Data items:
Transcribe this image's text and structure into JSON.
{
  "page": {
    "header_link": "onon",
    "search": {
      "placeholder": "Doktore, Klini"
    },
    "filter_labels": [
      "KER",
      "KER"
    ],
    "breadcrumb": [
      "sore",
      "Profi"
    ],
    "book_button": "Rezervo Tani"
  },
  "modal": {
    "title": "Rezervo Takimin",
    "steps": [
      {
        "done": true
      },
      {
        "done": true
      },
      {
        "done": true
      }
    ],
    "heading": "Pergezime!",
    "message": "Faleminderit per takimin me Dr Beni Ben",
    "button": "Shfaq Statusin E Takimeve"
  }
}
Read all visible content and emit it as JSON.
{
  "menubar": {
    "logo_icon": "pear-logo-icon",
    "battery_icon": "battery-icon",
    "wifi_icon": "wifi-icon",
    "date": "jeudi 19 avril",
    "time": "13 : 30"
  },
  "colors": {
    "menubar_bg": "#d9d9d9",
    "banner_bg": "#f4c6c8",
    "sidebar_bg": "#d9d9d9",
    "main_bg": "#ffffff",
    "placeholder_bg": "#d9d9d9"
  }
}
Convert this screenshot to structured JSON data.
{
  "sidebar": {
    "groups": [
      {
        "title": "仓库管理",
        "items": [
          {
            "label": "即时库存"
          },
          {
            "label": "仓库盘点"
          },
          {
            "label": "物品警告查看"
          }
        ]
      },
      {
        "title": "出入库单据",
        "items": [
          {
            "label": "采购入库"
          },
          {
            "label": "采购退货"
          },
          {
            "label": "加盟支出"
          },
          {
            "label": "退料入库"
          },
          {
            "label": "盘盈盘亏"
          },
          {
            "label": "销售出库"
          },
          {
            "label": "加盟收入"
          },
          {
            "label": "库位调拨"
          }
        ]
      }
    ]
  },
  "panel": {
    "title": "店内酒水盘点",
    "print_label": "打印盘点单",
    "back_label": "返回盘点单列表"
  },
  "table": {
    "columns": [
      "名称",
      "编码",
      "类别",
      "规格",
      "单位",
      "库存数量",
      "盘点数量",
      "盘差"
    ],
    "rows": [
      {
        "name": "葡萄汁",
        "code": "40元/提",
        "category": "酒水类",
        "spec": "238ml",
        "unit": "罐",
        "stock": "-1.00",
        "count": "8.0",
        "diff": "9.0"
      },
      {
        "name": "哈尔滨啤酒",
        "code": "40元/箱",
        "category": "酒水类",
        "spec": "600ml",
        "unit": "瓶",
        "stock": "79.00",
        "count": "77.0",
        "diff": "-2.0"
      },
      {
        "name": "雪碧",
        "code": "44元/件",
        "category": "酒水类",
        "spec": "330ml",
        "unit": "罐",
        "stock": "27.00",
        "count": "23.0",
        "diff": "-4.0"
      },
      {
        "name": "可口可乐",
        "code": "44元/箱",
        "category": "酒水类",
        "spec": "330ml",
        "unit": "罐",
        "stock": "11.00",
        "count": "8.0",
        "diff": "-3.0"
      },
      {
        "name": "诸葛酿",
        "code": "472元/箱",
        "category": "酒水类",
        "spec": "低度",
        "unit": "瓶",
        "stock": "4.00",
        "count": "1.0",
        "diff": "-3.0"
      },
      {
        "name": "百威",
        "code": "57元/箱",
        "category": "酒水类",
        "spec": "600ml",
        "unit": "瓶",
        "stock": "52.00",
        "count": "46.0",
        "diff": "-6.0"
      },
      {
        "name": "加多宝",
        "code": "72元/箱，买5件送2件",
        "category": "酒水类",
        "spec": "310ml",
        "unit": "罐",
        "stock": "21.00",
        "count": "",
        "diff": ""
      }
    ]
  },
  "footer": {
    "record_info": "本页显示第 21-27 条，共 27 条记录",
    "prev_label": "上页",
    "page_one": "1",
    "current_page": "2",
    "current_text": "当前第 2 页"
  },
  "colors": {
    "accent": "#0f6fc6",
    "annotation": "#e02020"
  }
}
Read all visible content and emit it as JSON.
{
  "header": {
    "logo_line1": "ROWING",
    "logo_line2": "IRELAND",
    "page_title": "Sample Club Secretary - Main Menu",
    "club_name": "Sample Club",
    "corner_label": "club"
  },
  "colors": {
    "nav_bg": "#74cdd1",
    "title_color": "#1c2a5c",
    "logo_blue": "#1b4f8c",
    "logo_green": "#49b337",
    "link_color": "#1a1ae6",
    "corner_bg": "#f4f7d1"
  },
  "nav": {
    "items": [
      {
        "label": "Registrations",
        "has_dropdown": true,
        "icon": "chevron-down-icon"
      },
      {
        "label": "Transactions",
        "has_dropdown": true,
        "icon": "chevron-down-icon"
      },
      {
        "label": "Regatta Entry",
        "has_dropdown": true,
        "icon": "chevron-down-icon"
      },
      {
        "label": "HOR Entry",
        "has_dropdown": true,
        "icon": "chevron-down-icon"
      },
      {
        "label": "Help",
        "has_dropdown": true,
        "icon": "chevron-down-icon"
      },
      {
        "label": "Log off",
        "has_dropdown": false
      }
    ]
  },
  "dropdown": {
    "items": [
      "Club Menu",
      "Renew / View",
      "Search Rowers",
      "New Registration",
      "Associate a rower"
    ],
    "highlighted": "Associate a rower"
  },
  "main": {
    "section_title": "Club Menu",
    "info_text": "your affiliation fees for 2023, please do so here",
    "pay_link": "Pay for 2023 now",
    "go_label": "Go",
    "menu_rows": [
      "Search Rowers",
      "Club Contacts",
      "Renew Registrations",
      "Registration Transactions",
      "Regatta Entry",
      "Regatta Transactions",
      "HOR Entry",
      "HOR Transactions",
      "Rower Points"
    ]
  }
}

Exercise requirements: Check every line of the entries above for the word "Regatta" and report how many lines contain it, giving the number only.

Correct output: 3